* Your instructions
Copy out every line exactly as given.

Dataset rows
/---

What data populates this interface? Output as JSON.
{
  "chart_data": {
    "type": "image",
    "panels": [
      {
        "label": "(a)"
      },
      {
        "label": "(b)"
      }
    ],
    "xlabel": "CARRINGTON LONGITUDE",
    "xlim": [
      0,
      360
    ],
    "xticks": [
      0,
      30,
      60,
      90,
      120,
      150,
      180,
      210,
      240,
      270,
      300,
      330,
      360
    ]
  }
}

\---

* Solution to this task
What data populates this interface? Output as JSON.
{
  "chart_data": {
    "type": "image",
    "panels": [
      {
        "label": "(a)"
      },
      {
        "label": "(b)"
      }
    ],
    "xlabel": "CARRINGTON LONGITUDE",
    "xlim": [
      0,
      360
    ],
    "xticks": [
      0,
      30,
      60,
      90,
      120,
      150,
      180,
      210,
      240,
      270,
      300,
      330,
      360
    ]
  }
}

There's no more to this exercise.